REQUIREMENTS: Reproduce every item below verbatim, keeping each line as it appears.

------ DATASET ------

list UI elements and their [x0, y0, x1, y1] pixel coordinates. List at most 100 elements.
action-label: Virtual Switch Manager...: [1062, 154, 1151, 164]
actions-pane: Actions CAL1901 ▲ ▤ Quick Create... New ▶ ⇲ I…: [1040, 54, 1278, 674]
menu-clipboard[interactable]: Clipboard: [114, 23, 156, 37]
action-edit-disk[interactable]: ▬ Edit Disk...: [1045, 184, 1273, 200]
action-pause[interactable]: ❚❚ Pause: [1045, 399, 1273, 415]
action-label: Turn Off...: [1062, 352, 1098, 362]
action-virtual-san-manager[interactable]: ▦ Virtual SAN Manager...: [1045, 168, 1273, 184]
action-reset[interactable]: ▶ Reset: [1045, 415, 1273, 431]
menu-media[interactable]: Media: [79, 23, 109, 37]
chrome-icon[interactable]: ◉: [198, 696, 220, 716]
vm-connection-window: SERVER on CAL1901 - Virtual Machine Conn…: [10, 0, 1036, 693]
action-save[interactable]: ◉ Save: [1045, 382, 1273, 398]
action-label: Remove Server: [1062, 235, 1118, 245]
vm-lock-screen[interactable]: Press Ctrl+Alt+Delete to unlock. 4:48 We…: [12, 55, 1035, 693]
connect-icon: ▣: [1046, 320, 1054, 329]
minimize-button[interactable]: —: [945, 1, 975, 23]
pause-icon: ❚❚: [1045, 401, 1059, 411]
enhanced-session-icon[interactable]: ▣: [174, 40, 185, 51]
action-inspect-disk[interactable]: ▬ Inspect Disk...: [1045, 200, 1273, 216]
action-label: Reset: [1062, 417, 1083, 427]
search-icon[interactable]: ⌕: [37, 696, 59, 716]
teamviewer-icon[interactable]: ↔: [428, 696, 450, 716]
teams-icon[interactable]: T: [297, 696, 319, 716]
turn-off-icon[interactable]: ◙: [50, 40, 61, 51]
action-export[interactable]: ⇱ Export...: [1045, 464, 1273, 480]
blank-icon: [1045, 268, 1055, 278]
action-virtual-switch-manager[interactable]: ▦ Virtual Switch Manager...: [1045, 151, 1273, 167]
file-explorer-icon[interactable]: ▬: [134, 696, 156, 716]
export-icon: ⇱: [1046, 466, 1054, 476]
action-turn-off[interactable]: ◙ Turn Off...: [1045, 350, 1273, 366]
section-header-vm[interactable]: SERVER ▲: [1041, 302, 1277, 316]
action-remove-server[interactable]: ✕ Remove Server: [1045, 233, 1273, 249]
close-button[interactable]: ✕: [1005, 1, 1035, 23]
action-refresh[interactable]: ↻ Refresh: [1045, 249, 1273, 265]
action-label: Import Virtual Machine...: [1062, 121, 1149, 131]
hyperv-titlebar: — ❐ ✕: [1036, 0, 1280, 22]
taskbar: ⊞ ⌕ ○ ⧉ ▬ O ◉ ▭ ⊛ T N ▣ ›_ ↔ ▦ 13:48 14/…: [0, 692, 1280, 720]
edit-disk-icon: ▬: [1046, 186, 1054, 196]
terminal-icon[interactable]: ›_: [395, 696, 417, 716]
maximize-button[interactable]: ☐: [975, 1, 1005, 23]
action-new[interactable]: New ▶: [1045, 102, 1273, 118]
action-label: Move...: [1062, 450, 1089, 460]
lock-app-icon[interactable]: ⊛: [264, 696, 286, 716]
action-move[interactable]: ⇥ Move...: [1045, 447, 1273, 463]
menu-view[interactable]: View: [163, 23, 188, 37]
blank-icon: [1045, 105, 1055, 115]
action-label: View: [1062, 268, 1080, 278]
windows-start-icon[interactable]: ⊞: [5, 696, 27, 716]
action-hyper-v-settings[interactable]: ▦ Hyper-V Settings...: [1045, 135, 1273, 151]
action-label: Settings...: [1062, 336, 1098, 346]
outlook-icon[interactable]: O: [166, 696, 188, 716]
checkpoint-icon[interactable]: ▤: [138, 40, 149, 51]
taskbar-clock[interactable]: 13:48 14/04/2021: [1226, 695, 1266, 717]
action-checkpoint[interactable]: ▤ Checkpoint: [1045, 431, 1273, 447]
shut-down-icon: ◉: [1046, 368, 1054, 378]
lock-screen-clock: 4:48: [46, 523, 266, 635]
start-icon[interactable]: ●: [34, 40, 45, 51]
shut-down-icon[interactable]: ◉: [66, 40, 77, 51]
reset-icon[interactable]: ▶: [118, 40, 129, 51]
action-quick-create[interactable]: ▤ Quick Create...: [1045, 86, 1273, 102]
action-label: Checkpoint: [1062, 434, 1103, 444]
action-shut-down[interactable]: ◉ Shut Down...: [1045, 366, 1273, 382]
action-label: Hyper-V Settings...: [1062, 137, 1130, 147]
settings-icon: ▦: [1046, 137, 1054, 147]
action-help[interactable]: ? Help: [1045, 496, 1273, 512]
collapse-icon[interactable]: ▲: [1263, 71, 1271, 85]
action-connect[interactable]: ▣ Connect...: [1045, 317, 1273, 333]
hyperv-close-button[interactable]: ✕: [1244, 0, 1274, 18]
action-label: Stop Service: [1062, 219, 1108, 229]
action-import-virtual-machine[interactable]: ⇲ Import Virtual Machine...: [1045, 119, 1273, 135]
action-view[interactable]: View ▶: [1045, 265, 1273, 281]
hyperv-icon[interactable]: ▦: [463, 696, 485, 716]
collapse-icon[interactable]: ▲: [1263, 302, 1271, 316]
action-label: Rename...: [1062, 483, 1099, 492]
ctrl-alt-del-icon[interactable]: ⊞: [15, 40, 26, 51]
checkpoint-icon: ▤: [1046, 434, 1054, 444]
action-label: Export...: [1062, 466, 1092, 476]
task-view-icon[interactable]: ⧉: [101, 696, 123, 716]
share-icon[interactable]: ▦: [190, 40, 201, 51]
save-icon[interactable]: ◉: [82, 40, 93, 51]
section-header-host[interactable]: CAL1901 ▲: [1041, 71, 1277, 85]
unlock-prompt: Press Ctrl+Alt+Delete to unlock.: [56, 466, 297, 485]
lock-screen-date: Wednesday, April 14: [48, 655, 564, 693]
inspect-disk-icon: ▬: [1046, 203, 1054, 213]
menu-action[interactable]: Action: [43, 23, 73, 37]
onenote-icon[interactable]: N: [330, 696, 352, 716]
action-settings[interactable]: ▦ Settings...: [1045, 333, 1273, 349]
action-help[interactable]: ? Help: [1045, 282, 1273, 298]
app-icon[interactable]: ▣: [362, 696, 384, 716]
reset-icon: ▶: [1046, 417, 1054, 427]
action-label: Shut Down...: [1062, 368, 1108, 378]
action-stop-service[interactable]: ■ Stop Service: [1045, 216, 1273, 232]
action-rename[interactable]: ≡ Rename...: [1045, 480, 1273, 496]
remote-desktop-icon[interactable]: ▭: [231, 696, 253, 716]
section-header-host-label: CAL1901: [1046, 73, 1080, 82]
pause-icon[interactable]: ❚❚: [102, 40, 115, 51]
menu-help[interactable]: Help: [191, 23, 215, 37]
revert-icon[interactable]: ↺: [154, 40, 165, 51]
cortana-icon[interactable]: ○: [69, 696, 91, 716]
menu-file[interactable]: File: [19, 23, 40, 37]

------

OUTPUT BELOW:
list UI elements and their [x0, y0, x1, y1] pixel coordinates. List at most 100 elements.
action-label: Virtual Switch Manager...: [1062, 154, 1151, 164]
actions-pane: Actions CAL1901 ▲ ▤ Quick Create... New ▶ ⇲ I…: [1040, 54, 1278, 674]
menu-clipboard[interactable]: Clipboard: [114, 23, 156, 37]
action-edit-disk[interactable]: ▬ Edit Disk...: [1045, 184, 1273, 200]
action-pause[interactable]: ❚❚ Pause: [1045, 399, 1273, 415]
action-label: Turn Off...: [1062, 352, 1098, 362]
action-virtual-san-manager[interactable]: ▦ Virtual SAN Manager...: [1045, 168, 1273, 184]
action-reset[interactable]: ▶ Reset: [1045, 415, 1273, 431]
menu-media[interactable]: Media: [79, 23, 109, 37]
chrome-icon[interactable]: ◉: [198, 696, 220, 716]
vm-connection-window: SERVER on CAL1901 - Virtual Machine Conn…: [10, 0, 1036, 693]
action-save[interactable]: ◉ Save: [1045, 382, 1273, 398]
action-label: Remove Server: [1062, 235, 1118, 245]
vm-lock-screen[interactable]: Press Ctrl+Alt+Delete to unlock. 4:48 We…: [12, 55, 1035, 693]
connect-icon: ▣: [1046, 320, 1054, 329]
minimize-button[interactable]: —: [945, 1, 975, 23]
pause-icon: ❚❚: [1045, 401, 1059, 411]
enhanced-session-icon[interactable]: ▣: [174, 40, 185, 51]
action-inspect-disk[interactable]: ▬ Inspect Disk...: [1045, 200, 1273, 216]
action-label: Reset: [1062, 417, 1083, 427]
search-icon[interactable]: ⌕: [37, 696, 59, 716]
teamviewer-icon[interactable]: ↔: [428, 696, 450, 716]
teams-icon[interactable]: T: [297, 696, 319, 716]
turn-off-icon[interactable]: ◙: [50, 40, 61, 51]
action-export[interactable]: ⇱ Export...: [1045, 464, 1273, 480]
blank-icon: [1045, 268, 1055, 278]
action-virtual-switch-manager[interactable]: ▦ Virtual Switch Manager...: [1045, 151, 1273, 167]
file-explorer-icon[interactable]: ▬: [134, 696, 156, 716]
export-icon: ⇱: [1046, 466, 1054, 476]
action-turn-off[interactable]: ◙ Turn Off...: [1045, 350, 1273, 366]
section-header-vm[interactable]: SERVER ▲: [1041, 302, 1277, 316]
action-remove-server[interactable]: ✕ Remove Server: [1045, 233, 1273, 249]
close-button[interactable]: ✕: [1005, 1, 1035, 23]
action-refresh[interactable]: ↻ Refresh: [1045, 249, 1273, 265]
action-label: Import Virtual Machine...: [1062, 121, 1149, 131]
hyperv-titlebar: — ❐ ✕: [1036, 0, 1280, 22]
taskbar: ⊞ ⌕ ○ ⧉ ▬ O ◉ ▭ ⊛ T N ▣ ›_ ↔ ▦ 13:48 14/…: [0, 692, 1280, 720]
edit-disk-icon: ▬: [1046, 186, 1054, 196]
terminal-icon[interactable]: ›_: [395, 696, 417, 716]
maximize-button[interactable]: ☐: [975, 1, 1005, 23]
action-new[interactable]: New ▶: [1045, 102, 1273, 118]
action-label: Move...: [1062, 450, 1089, 460]
lock-app-icon[interactable]: ⊛: [264, 696, 286, 716]
action-move[interactable]: ⇥ Move...: [1045, 447, 1273, 463]
menu-view[interactable]: View: [163, 23, 188, 37]
blank-icon: [1045, 105, 1055, 115]
action-label: View: [1062, 268, 1080, 278]
windows-start-icon[interactable]: ⊞: [5, 696, 27, 716]
action-hyper-v-settings[interactable]: ▦ Hyper-V Settings...: [1045, 135, 1273, 151]
action-label: Settings...: [1062, 336, 1098, 346]
outlook-icon[interactable]: O: [166, 696, 188, 716]
checkpoint-icon[interactable]: ▤: [138, 40, 149, 51]
taskbar-clock[interactable]: 13:48 14/04/2021: [1226, 695, 1266, 717]
action-checkpoint[interactable]: ▤ Checkpoint: [1045, 431, 1273, 447]
shut-down-icon: ◉: [1046, 368, 1054, 378]
lock-screen-clock: 4:48: [46, 523, 266, 635]
start-icon[interactable]: ●: [34, 40, 45, 51]
shut-down-icon[interactable]: ◉: [66, 40, 77, 51]
reset-icon[interactable]: ▶: [118, 40, 129, 51]
action-quick-create[interactable]: ▤ Quick Create...: [1045, 86, 1273, 102]
action-label: Checkpoint: [1062, 434, 1103, 444]
action-shut-down[interactable]: ◉ Shut Down...: [1045, 366, 1273, 382]
action-label: Hyper-V Settings...: [1062, 137, 1130, 147]
settings-icon: ▦: [1046, 137, 1054, 147]
action-help[interactable]: ? Help: [1045, 496, 1273, 512]
collapse-icon[interactable]: ▲: [1263, 71, 1271, 85]
action-connect[interactable]: ▣ Connect...: [1045, 317, 1273, 333]
hyperv-close-button[interactable]: ✕: [1244, 0, 1274, 18]
action-label: Stop Service: [1062, 219, 1108, 229]
action-import-virtual-machine[interactable]: ⇲ Import Virtual Machine...: [1045, 119, 1273, 135]
action-view[interactable]: View ▶: [1045, 265, 1273, 281]
hyperv-icon[interactable]: ▦: [463, 696, 485, 716]
collapse-icon[interactable]: ▲: [1263, 302, 1271, 316]
action-label: Rename...: [1062, 483, 1099, 492]
ctrl-alt-del-icon[interactable]: ⊞: [15, 40, 26, 51]
checkpoint-icon: ▤: [1046, 434, 1054, 444]
action-label: Export...: [1062, 466, 1092, 476]
task-view-icon[interactable]: ⧉: [101, 696, 123, 716]
share-icon[interactable]: ▦: [190, 40, 201, 51]
save-icon[interactable]: ◉: [82, 40, 93, 51]
section-header-host[interactable]: CAL1901 ▲: [1041, 71, 1277, 85]
unlock-prompt: Press Ctrl+Alt+Delete to unlock.: [56, 466, 297, 485]
lock-screen-date: Wednesday, April 14: [48, 655, 564, 693]
inspect-disk-icon: ▬: [1046, 203, 1054, 213]
menu-action[interactable]: Action: [43, 23, 73, 37]
onenote-icon[interactable]: N: [330, 696, 352, 716]
action-settings[interactable]: ▦ Settings...: [1045, 333, 1273, 349]
action-help[interactable]: ? Help: [1045, 282, 1273, 298]
app-icon[interactable]: ▣: [362, 696, 384, 716]
reset-icon: ▶: [1046, 417, 1054, 427]
action-label: Shut Down...: [1062, 368, 1108, 378]
action-stop-service[interactable]: ■ Stop Service: [1045, 216, 1273, 232]
action-rename[interactable]: ≡ Rename...: [1045, 480, 1273, 496]
remote-desktop-icon[interactable]: ▭: [231, 696, 253, 716]
section-header-host-label: CAL1901: [1046, 73, 1080, 82]
pause-icon[interactable]: ❚❚: [102, 40, 115, 51]
menu-help[interactable]: Help: [191, 23, 215, 37]
revert-icon[interactable]: ↺: [154, 40, 165, 51]
cortana-icon[interactable]: ○: [69, 696, 91, 716]
menu-file[interactable]: File: [19, 23, 40, 37]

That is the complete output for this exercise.